● **What you need to do**
Provide the records once more, identical to the original.

● **Input records**
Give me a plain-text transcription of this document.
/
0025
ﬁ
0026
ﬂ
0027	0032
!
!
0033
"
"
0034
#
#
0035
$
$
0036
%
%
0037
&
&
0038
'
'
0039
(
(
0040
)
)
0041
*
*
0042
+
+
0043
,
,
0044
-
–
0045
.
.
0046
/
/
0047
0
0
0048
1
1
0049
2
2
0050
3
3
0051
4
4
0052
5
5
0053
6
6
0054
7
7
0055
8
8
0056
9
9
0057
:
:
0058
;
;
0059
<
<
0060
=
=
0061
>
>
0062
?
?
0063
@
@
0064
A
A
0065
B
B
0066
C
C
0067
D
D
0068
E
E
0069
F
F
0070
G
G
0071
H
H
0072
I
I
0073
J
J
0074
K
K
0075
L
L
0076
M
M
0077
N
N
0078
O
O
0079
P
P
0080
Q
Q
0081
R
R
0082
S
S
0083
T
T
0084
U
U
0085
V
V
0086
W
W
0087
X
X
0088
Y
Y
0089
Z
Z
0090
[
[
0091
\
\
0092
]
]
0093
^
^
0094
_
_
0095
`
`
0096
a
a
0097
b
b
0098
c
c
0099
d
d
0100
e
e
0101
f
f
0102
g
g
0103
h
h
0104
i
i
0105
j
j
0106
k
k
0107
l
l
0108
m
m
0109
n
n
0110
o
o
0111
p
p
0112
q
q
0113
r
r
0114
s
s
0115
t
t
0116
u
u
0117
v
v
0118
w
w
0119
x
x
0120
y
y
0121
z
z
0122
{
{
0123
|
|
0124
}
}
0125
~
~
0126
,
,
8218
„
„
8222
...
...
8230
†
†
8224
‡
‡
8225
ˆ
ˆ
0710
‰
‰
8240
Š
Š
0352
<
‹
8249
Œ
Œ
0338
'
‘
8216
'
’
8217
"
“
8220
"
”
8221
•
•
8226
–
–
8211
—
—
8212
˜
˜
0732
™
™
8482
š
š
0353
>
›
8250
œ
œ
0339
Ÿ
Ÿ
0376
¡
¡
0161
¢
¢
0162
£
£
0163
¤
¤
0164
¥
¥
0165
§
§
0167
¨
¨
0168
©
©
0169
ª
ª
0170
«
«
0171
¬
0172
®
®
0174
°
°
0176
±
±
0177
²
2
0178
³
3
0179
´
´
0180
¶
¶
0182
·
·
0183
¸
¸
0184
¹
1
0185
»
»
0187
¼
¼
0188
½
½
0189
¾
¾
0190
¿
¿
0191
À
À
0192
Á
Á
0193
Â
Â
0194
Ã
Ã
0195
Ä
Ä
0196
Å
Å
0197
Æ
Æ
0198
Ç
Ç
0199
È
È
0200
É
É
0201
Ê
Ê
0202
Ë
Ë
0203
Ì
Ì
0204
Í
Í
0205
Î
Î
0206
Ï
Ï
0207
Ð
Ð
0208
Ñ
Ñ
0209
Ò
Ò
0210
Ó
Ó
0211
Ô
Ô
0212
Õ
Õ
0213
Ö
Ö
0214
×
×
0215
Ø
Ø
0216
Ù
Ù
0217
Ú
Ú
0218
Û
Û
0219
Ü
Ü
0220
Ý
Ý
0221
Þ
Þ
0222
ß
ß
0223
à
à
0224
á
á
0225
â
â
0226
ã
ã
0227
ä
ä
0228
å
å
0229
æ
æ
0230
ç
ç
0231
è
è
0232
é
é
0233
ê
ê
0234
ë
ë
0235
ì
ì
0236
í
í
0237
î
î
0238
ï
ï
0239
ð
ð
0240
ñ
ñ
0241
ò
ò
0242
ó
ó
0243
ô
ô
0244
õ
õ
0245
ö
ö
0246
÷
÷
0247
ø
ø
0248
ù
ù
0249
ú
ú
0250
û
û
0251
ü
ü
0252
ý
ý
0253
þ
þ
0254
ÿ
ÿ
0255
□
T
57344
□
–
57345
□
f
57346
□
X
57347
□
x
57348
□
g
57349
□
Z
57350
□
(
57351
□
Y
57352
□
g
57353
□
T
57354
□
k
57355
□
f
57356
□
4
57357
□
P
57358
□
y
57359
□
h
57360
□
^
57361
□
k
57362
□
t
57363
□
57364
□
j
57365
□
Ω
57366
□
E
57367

● **Worked solution**
Give me a plain-text transcription of this document.
/
0025
ﬁ
0026
ﬂ
0027	0032
!
!
0033
"
"
0034
#
#
0035
$
$
0036
%
%
0037
&
&
0038
'
'
0039
(
(
0040
)
)
0041
*
*
0042
+
+
0043
,
,
0044
-
–
0045
.
.
0046
/
/
0047
0
0
0048
1
1
0049
2
2
0050
3
3
0051
4
4
0052
5
5
0053
6
6
0054
7
7
0055
8
8
0056
9
9
0057
:
:
0058
;
;
0059
<
<
0060
=
=
0061
>
>
0062
?
?
0063
@
@
0064
A
A
0065
B
B
0066
C
C
0067
D
D
0068
E
E
0069
F
F
0070
G
G
0071
H
H
0072
I
I
0073
J
J
0074
K
K
0075
L
L
0076
M
M
0077
N
N
0078
O
O
0079
P
P
0080
Q
Q
0081
R
R
0082
S
S
0083
T
T
0084
U
U
0085
V
V
0086
W
W
0087
X
X
0088
Y
Y
0089
Z
Z
0090
[
[
0091
\
\
0092
]
]
0093
^
^
0094
_
_
0095
`
`
0096
a
a
0097
b
b
0098
c
c
0099
d
d
0100
e
e
0101
f
f
0102
g
g
0103
h
h
0104
i
i
0105
j
j
0106
k
k
0107
l
l
0108
m
m
0109
n
n
0110
o
o
0111
p
p
0112
q
q
0113
r
r
0114
s
s
0115
t
t
0116
u
u
0117
v
v
0118
w
w
0119
x
x
0120
y
y
0121
z
z
0122
{
{
0123
|
|
0124
}
}
0125
~
~
0126
,
,
8218
„
„
8222
...
...
8230
†
†
8224
‡
‡
8225
ˆ
ˆ
0710
‰
‰
8240
Š
Š
0352
<
‹
8249
Œ
Œ
0338
'
‘
8216
'
’
8217
"
“
8220
"
”
8221
•
•
8226
–
–
8211
—
—
8212
˜
˜
0732
™
™
8482
š
š
0353
>
›
8250
œ
œ
0339
Ÿ
Ÿ
0376
¡
¡
0161
¢
¢
0162
£
£
0163
¤
¤
0164
¥
¥
0165
§
§
0167
¨
¨
0168
©
©
0169
ª
ª
0170
«
«
0171
¬
0172
®
®
0174
°
°
0176
±
±
0177
²
2
0178
³
3
0179
´
´
0180
¶
¶
0182
·
·
0183
¸
¸
0184
¹
1
0185
»
»
0187
¼
¼
0188
½
½
0189
¾
¾
0190
¿
¿
0191
À
À
0192
Á
Á
0193
Â
Â
0194
Ã
Ã
0195
Ä
Ä
0196
Å
Å
0197
Æ
Æ
0198
Ç
Ç
0199
È
È
0200
É
É
0201
Ê
Ê
0202
Ë
Ë
0203
Ì
Ì
0204
Í
Í
0205
Î
Î
0206
Ï
Ï
0207
Ð
Ð
0208
Ñ
Ñ
0209
Ò
Ò
0210
Ó
Ó
0211
Ô
Ô
0212
Õ
Õ
0213
Ö
Ö
0214
×
×
0215
Ø
Ø
0216
Ù
Ù
0217
Ú
Ú
0218
Û
Û
0219
Ü
Ü
0220
Ý
Ý
0221
Þ
Þ
0222
ß
ß
0223
à
à
0224
á
á
0225
â
â
0226
ã
ã
0227
ä
ä
0228
å
å
0229
æ
æ
0230
ç
ç
0231
è
è
0232
é
é
0233
ê
ê
0234
ë
ë
0235
ì
ì
0236
í
í
0237
î
î
0238
ï
ï
0239
ð
ð
0240
ñ
ñ
0241
ò
ò
0242
ó
ó
0243
ô
ô
0244
õ
õ
0245
ö
ö
0246
÷
÷
0247
ø
ø
0248
ù
ù
0249
ú
ú
0250
û
û
0251
ü
ü
0252
ý
ý
0253
þ
þ
0254
ÿ
ÿ
0255
□
T
57344
□
–
57345
□
f
57346
□
X
57347
□
x
57348
□
g
57349
□
Z
57350
□
(
57351
□
Y
57352
□
g
57353
□
T
57354
□
k
57355
□
f
57356
□
4
57357
□
P
57358
□
y
57359
□
h
57360
□
^
57361
□
k
57362
□
t
57363
□
57364
□
j
57365
□
Ω
57366
□
E
57367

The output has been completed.